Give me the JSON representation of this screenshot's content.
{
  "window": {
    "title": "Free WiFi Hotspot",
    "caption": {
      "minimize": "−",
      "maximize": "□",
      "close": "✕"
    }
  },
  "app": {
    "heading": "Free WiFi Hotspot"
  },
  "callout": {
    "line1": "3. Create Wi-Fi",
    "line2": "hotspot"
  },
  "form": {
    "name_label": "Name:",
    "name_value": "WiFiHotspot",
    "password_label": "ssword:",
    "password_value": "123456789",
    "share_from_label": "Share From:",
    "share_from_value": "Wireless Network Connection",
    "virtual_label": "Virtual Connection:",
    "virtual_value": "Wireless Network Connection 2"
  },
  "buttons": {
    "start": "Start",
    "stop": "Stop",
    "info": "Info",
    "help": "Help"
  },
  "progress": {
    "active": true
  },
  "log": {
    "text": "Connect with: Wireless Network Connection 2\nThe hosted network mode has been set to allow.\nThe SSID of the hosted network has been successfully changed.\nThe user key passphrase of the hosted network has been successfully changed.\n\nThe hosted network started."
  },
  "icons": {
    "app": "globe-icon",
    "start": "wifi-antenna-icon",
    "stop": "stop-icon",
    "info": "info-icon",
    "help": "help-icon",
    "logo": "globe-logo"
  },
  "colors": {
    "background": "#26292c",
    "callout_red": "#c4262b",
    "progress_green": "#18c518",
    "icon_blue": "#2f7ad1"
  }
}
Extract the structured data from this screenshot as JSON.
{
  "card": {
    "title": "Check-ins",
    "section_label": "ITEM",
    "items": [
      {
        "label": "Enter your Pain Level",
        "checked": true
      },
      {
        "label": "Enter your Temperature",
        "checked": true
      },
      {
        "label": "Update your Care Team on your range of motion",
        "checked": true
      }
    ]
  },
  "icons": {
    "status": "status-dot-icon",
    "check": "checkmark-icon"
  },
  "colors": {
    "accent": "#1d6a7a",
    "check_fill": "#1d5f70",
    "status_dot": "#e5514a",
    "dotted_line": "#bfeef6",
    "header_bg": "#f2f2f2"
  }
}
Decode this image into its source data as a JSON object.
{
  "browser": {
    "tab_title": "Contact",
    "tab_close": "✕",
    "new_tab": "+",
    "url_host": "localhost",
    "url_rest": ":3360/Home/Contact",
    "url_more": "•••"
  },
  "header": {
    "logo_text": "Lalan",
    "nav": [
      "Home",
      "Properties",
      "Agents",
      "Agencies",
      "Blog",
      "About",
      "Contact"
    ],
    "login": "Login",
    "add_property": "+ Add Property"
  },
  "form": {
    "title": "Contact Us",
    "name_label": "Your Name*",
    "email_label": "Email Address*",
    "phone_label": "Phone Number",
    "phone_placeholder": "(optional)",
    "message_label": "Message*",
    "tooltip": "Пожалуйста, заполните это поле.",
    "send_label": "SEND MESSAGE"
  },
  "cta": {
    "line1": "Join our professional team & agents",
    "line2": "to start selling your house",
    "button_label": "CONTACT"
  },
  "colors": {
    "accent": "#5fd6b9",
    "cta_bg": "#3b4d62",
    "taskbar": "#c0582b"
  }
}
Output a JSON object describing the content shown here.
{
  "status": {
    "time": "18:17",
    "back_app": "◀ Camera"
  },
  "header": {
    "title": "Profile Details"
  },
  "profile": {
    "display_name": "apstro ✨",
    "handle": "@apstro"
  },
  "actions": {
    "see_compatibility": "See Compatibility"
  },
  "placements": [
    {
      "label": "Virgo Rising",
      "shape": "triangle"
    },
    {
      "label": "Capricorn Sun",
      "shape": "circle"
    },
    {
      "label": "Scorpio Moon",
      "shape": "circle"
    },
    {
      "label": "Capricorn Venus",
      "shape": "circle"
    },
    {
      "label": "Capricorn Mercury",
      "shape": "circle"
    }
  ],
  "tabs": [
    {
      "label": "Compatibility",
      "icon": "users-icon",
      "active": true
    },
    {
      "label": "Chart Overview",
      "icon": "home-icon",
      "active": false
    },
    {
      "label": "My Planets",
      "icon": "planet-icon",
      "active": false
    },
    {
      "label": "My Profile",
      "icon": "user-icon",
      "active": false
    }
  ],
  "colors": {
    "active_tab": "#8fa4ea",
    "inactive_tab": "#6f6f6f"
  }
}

#### [EXERCISE]
In the entries above, find each line with the string "Enter" and copy it.

#### [REPLY]
        "label": "Enter your Pain Level",
        "label": "Enter your Temperature",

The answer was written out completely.